— start —

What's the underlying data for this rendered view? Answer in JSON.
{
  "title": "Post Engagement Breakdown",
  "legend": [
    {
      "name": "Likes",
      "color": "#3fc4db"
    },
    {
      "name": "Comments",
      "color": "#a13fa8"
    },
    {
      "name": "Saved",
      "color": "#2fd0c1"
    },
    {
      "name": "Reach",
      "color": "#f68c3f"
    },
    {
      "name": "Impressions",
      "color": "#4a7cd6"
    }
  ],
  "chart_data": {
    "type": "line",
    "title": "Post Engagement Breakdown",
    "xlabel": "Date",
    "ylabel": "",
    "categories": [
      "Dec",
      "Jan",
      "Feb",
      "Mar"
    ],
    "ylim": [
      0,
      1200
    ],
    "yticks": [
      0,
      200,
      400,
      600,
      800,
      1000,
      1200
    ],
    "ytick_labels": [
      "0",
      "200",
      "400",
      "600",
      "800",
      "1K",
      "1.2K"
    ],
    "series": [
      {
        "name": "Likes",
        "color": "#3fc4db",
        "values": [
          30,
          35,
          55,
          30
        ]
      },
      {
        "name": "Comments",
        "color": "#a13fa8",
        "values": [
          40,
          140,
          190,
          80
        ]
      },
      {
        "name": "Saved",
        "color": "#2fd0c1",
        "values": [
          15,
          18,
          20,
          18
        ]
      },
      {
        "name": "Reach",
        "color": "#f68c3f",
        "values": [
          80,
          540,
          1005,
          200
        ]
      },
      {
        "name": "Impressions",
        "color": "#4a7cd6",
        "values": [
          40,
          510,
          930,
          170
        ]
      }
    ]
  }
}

— end —

◆ What needs to be done: Write out all of the records once more, exactly.

◆ Expected output:
What's the underlying data for this rendered view? Answer in JSON.
{
  "title": "Post Engagement Breakdown",
  "legend": [
    {
      "name": "Likes",
      "color": "#3fc4db"
    },
    {
      "name": "Comments",
      "color": "#a13fa8"
    },
    {
      "name": "Saved",
      "color": "#2fd0c1"
    },
    {
      "name": "Reach",
      "color": "#f68c3f"
    },
    {
      "name": "Impressions",
      "color": "#4a7cd6"
    }
  ],
  "chart_data": {
    "type": "line",
    "title": "Post Engagement Breakdown",
    "xlabel": "Date",
    "ylabel": "",
    "categories": [
      "Dec",
      "Jan",
      "Feb",
      "Mar"
    ],
    "ylim": [
      0,
      1200
    ],
    "yticks": [
      0,
      200,
      400,
      600,
      800,
      1000,
      1200
    ],
    "ytick_labels": [
      "0",
      "200",
      "400",
      "600",
      "800",
      "1K",
      "1.2K"
    ],
    "series": [
      {
        "name": "Likes",
        "color": "#3fc4db",
        "values": [
          30,
          35,
          55,
          30
        ]
      },
      {
        "name": "Comments",
        "color": "#a13fa8",
        "values": [
          40,
          140,
          190,
          80
        ]
      },
      {
        "name": "Saved",
        "color": "#2fd0c1",
        "values": [
          15,
          18,
          20,
          18
        ]
      },
      {
        "name": "Reach",
        "color": "#f68c3f",
        "values": [
          80,
          540,
          1005,
          200
        ]
      },
      {
        "name": "Impressions",
        "color": "#4a7cd6",
        "values": [
          40,
          510,
          930,
          170
        ]
      }
    ]
  }
}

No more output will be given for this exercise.